(Records from a data collection)
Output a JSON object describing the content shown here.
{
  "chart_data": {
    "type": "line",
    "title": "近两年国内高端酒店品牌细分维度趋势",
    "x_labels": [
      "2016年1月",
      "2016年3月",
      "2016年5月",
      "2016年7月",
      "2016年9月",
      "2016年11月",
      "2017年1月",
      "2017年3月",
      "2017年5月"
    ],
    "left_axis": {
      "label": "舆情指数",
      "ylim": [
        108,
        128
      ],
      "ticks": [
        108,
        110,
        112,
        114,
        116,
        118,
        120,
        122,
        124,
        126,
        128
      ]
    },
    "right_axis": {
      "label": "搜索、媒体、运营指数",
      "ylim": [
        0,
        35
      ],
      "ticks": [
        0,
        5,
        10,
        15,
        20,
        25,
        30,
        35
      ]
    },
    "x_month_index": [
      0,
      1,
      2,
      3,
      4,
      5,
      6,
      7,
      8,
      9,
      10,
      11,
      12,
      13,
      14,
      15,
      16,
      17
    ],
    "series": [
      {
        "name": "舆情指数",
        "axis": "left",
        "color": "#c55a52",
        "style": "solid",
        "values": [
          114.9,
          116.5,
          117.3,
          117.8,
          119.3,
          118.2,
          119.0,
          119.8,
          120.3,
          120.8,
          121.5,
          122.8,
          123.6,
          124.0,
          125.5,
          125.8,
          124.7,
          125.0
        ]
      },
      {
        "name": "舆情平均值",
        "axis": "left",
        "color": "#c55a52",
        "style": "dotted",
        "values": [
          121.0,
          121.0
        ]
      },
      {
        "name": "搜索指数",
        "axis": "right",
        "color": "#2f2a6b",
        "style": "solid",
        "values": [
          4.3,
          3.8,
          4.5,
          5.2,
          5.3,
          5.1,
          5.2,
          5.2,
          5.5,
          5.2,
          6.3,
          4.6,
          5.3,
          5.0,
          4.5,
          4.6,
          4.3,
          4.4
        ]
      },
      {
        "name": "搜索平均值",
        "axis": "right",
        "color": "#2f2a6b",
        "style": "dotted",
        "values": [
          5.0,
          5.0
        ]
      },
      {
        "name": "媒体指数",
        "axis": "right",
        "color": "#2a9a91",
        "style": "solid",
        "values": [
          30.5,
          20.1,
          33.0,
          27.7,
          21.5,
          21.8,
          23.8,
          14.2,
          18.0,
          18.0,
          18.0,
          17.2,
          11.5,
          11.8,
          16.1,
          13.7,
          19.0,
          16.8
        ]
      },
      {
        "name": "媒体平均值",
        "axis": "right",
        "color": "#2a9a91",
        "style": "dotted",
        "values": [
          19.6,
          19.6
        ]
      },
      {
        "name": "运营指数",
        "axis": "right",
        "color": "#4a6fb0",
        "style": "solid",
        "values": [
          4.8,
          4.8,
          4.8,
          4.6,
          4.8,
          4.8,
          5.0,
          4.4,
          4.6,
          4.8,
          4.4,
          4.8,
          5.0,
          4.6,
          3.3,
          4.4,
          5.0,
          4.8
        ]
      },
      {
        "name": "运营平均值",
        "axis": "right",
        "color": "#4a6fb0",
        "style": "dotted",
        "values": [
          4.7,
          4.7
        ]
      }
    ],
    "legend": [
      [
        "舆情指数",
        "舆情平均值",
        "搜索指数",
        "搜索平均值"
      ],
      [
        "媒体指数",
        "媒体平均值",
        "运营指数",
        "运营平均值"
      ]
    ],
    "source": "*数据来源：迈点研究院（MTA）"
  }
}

◆ **Problem description**:
Word for word, write out the data.

◆ **Written response**:
Output a JSON object describing the content shown here.
{
  "chart_data": {
    "type": "line",
    "title": "近两年国内高端酒店品牌细分维度趋势",
    "x_labels": [
      "2016年1月",
      "2016年3月",
      "2016年5月",
      "2016年7月",
      "2016年9月",
      "2016年11月",
      "2017年1月",
      "2017年3月",
      "2017年5月"
    ],
    "left_axis": {
      "label": "舆情指数",
      "ylim": [
        108,
        128
      ],
      "ticks": [
        108,
        110,
        112,
        114,
        116,
        118,
        120,
        122,
        124,
        126,
        128
      ]
    },
    "right_axis": {
      "label": "搜索、媒体、运营指数",
      "ylim": [
        0,
        35
      ],
      "ticks": [
        0,
        5,
        10,
        15,
        20,
        25,
        30,
        35
      ]
    },
    "x_month_index": [
      0,
      1,
      2,
      3,
      4,
      5,
      6,
      7,
      8,
      9,
      10,
      11,
      12,
      13,
      14,
      15,
      16,
      17
    ],
    "series": [
      {
        "name": "舆情指数",
        "axis": "left",
        "color": "#c55a52",
        "style": "solid",
        "values": [
          114.9,
          116.5,
          117.3,
          117.8,
          119.3,
          118.2,
          119.0,
          119.8,
          120.3,
          120.8,
          121.5,
          122.8,
          123.6,
          124.0,
          125.5,
          125.8,
          124.7,
          125.0
        ]
      },
      {
        "name": "舆情平均值",
        "axis": "left",
        "color": "#c55a52",
        "style": "dotted",
        "values": [
          121.0,
          121.0
        ]
      },
      {
        "name": "搜索指数",
        "axis": "right",
        "color": "#2f2a6b",
        "style": "solid",
        "values": [
          4.3,
          3.8,
          4.5,
          5.2,
          5.3,
          5.1,
          5.2,
          5.2,
          5.5,
          5.2,
          6.3,
          4.6,
          5.3,
          5.0,
          4.5,
          4.6,
          4.3,
          4.4
        ]
      },
      {
        "name": "搜索平均值",
        "axis": "right",
        "color": "#2f2a6b",
        "style": "dotted",
        "values": [
          5.0,
          5.0
        ]
      },
      {
        "name": "媒体指数",
        "axis": "right",
        "color": "#2a9a91",
        "style": "solid",
        "values": [
          30.5,
          20.1,
          33.0,
          27.7,
          21.5,
          21.8,
          23.8,
          14.2,
          18.0,
          18.0,
          18.0,
          17.2,
          11.5,
          11.8,
          16.1,
          13.7,
          19.0,
          16.8
        ]
      },
      {
        "name": "媒体平均值",
        "axis": "right",
        "color": "#2a9a91",
        "style": "dotted",
        "values": [
          19.6,
          19.6
        ]
      },
      {
        "name": "运营指数",
        "axis": "right",
        "color": "#4a6fb0",
        "style": "solid",
        "values": [
          4.8,
          4.8,
          4.8,
          4.6,
          4.8,
          4.8,
          5.0,
          4.4,
          4.6,
          4.8,
          4.4,
          4.8,
          5.0,
          4.6,
          3.3,
          4.4,
          5.0,
          4.8
        ]
      },
      {
        "name": "运营平均值",
        "axis": "right",
        "color": "#4a6fb0",
        "style": "dotted",
        "values": [
          4.7,
          4.7
        ]
      }
    ],
    "legend": [
      [
        "舆情指数",
        "舆情平均值",
        "搜索指数",
        "搜索平均值"
      ],
      [
        "媒体指数",
        "媒体平均值",
        "运营指数",
        "运营平均值"
      ]
    ],
    "source": "*数据来源：迈点研究院（MTA）"
  }
}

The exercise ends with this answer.